◆ **Instructions for the task**: Put the lines of the listing below into a JSON list of strings, one string per line with blank lines left out, covering only the stretch from the start of the listing through the line containing "x-tick-label: 70 — [822, 661, 839, 678]", with both ends included.

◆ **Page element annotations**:

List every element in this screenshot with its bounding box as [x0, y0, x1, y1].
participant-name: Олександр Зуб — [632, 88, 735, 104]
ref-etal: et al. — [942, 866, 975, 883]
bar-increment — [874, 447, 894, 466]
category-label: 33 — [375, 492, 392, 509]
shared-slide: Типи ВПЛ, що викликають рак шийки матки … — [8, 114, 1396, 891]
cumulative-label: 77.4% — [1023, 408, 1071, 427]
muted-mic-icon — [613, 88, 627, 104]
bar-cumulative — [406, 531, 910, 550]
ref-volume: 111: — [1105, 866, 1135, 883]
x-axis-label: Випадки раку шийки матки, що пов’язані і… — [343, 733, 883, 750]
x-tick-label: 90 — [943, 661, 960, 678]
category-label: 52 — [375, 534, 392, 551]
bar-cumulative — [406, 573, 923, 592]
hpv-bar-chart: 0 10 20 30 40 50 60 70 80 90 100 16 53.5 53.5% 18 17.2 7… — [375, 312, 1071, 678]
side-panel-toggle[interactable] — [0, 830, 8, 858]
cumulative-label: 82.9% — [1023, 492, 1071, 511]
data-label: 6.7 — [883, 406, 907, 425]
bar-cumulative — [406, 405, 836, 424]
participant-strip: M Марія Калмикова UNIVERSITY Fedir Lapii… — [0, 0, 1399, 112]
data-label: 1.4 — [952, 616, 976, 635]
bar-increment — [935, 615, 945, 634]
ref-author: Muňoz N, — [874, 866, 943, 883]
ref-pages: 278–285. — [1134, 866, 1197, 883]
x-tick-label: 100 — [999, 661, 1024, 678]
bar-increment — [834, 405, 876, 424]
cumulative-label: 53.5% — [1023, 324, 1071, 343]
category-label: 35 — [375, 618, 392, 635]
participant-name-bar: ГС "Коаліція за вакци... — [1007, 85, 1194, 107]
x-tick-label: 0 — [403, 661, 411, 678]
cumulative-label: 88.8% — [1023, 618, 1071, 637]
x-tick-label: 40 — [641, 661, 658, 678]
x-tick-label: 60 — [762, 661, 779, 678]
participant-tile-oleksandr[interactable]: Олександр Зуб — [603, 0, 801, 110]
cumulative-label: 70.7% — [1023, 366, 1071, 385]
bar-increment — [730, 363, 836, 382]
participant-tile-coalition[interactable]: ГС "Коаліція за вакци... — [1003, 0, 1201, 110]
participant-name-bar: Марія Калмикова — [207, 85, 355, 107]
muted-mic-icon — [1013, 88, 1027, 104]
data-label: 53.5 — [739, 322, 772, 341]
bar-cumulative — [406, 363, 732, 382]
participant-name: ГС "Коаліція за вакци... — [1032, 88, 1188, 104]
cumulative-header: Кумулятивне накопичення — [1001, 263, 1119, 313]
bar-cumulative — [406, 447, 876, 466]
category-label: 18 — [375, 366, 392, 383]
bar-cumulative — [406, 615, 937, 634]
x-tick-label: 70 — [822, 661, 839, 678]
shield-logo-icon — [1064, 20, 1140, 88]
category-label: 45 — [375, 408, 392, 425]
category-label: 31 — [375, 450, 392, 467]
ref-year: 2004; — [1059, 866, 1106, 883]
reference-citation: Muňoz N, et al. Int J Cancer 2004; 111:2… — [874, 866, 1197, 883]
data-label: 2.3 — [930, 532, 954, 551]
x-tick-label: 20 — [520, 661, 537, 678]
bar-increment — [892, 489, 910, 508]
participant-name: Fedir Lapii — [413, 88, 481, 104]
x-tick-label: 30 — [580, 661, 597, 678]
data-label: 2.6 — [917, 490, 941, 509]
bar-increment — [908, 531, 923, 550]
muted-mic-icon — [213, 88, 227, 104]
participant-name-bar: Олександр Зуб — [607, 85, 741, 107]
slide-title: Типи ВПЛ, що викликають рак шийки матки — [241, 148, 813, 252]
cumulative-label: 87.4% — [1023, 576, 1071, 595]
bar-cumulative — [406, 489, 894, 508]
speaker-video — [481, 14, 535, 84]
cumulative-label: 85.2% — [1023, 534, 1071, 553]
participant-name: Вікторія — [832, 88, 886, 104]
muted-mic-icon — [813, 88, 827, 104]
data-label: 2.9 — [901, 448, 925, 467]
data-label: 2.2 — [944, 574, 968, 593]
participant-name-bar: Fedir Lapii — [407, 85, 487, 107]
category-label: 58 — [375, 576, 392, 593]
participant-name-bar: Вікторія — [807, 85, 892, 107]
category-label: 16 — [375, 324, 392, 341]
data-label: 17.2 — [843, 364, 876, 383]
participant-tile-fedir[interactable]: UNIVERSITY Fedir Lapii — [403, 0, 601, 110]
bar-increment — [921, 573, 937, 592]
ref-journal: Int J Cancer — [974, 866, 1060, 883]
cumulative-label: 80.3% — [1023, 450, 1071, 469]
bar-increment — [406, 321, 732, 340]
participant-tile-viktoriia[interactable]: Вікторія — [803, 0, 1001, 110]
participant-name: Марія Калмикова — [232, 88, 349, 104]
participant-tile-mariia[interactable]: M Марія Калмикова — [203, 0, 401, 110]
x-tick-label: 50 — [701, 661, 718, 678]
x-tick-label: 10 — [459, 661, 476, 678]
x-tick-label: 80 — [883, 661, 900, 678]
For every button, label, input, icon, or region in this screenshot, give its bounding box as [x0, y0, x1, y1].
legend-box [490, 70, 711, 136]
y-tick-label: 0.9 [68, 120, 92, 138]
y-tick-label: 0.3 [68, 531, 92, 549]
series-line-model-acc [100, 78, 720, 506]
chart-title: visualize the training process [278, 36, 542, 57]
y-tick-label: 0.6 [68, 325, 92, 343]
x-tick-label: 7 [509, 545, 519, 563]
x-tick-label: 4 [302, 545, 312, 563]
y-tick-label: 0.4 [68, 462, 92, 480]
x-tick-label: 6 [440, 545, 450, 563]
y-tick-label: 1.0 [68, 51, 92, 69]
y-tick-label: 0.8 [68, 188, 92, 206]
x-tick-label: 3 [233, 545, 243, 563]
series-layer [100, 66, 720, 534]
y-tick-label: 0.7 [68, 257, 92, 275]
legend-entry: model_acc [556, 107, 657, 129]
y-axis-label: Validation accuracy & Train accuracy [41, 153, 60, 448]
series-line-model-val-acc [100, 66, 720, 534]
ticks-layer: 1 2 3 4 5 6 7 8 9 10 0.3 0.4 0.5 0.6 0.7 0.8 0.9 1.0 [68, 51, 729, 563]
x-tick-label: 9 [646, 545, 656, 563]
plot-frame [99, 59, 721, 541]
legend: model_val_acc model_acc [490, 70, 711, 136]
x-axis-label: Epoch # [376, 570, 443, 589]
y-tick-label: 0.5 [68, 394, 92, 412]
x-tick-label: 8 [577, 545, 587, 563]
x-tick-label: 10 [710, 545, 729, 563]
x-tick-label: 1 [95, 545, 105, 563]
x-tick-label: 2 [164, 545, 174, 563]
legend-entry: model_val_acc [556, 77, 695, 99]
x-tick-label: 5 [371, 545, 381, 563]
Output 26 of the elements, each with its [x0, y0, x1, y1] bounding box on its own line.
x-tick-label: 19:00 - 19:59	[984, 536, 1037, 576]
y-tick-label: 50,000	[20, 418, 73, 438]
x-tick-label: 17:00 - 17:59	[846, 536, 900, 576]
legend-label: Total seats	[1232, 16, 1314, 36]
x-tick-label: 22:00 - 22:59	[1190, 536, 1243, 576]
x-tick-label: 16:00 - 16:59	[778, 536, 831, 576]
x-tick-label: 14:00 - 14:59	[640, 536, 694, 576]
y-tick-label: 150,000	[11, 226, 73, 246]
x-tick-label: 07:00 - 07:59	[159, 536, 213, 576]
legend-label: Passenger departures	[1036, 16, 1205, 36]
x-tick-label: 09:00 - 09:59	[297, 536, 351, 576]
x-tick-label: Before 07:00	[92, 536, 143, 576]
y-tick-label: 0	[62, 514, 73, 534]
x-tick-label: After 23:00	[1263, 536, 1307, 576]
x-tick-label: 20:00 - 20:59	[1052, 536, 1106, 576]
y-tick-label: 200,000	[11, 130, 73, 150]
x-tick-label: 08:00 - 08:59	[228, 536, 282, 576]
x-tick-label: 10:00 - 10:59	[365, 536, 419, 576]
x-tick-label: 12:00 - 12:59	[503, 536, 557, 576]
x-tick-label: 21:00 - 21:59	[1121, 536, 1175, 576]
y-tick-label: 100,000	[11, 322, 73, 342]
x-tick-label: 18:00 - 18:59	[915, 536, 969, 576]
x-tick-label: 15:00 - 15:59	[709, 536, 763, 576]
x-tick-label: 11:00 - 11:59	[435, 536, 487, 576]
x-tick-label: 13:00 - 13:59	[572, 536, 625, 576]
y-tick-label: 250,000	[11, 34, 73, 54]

◆ **Response below**:
[
  "List every element in this screenshot with its bounding box as [x0, y0, x1, y1].",
  "participant-name: Олександр Зуб — [632, 88, 735, 104]",
  "ref-etal: et al. — [942, 866, 975, 883]",
  "bar-increment — [874, 447, 894, 466]",
  "category-label: 33 — [375, 492, 392, 509]",
  "shared-slide: Типи ВПЛ, що викликають рак шийки матки … — [8, 114, 1396, 891]",
  "cumulative-label: 77.4% — [1023, 408, 1071, 427]",
  "muted-mic-icon — [613, 88, 627, 104]",
  "bar-cumulative — [406, 531, 910, 550]",
  "ref-volume: 111: — [1105, 866, 1135, 883]",
  "x-axis-label: Випадки раку шийки матки, що пов’язані і… — [343, 733, 883, 750]",
  "x-tick-label: 90 — [943, 661, 960, 678]",
  "category-label: 52 — [375, 534, 392, 551]",
  "bar-cumulative — [406, 573, 923, 592]",
  "hpv-bar-chart: 0 10 20 30 40 50 60 70 80 90 100 16 53.5 53.5% 18 17.2 7… — [375, 312, 1071, 678]",
  "side-panel-toggle[interactable] — [0, 830, 8, 858]",
  "cumulative-label: 82.9% — [1023, 492, 1071, 511]",
  "data-label: 6.7 — [883, 406, 907, 425]",
  "bar-cumulative — [406, 405, 836, 424]",
  "participant-strip: M Марія Калмикова UNIVERSITY Fedir Lapii… — [0, 0, 1399, 112]",
  "data-label: 1.4 — [952, 616, 976, 635]",
  "bar-increment — [935, 615, 945, 634]",
  "ref-author: Muňoz N, — [874, 866, 943, 883]",
  "ref-pages: 278–285. — [1134, 866, 1197, 883]",
  "x-tick-label: 100 — [999, 661, 1024, 678]",
  "bar-increment — [834, 405, 876, 424]",
  "cumulative-label: 53.5% — [1023, 324, 1071, 343]",
  "category-label: 35 — [375, 618, 392, 635]",
  "participant-name-bar: ГС \"Коаліція за вакци... — [1007, 85, 1194, 107]",
  "x-tick-label: 0 — [403, 661, 411, 678]",
  "cumulative-label: 88.8% — [1023, 618, 1071, 637]",
  "x-tick-label: 40 — [641, 661, 658, 678]",
  "x-tick-label: 60 — [762, 661, 779, 678]",
  "participant-tile-oleksandr[interactable]: Олександр Зуб — [603, 0, 801, 110]",
  "cumulative-label: 70.7% — [1023, 366, 1071, 385]",
  "bar-increment — [730, 363, 836, 382]",
  "participant-tile-coalition[interactable]: ГС \"Коаліція за вакци... — [1003, 0, 1201, 110]",
  "participant-name-bar: Марія Калмикова — [207, 85, 355, 107]",
  "muted-mic-icon — [1013, 88, 1027, 104]",
  "data-label: 53.5 — [739, 322, 772, 341]",
  "bar-cumulative — [406, 363, 732, 382]",
  "participant-name: ГС \"Коаліція за вакци... — [1032, 88, 1188, 104]",
  "cumulative-header: Кумулятивне накопичення — [1001, 263, 1119, 313]",
  "bar-cumulative — [406, 447, 876, 466]",
  "category-label: 18 — [375, 366, 392, 383]",
  "bar-cumulative — [406, 615, 937, 634]",
  "x-tick-label: 70 — [822, 661, 839, 678]"
]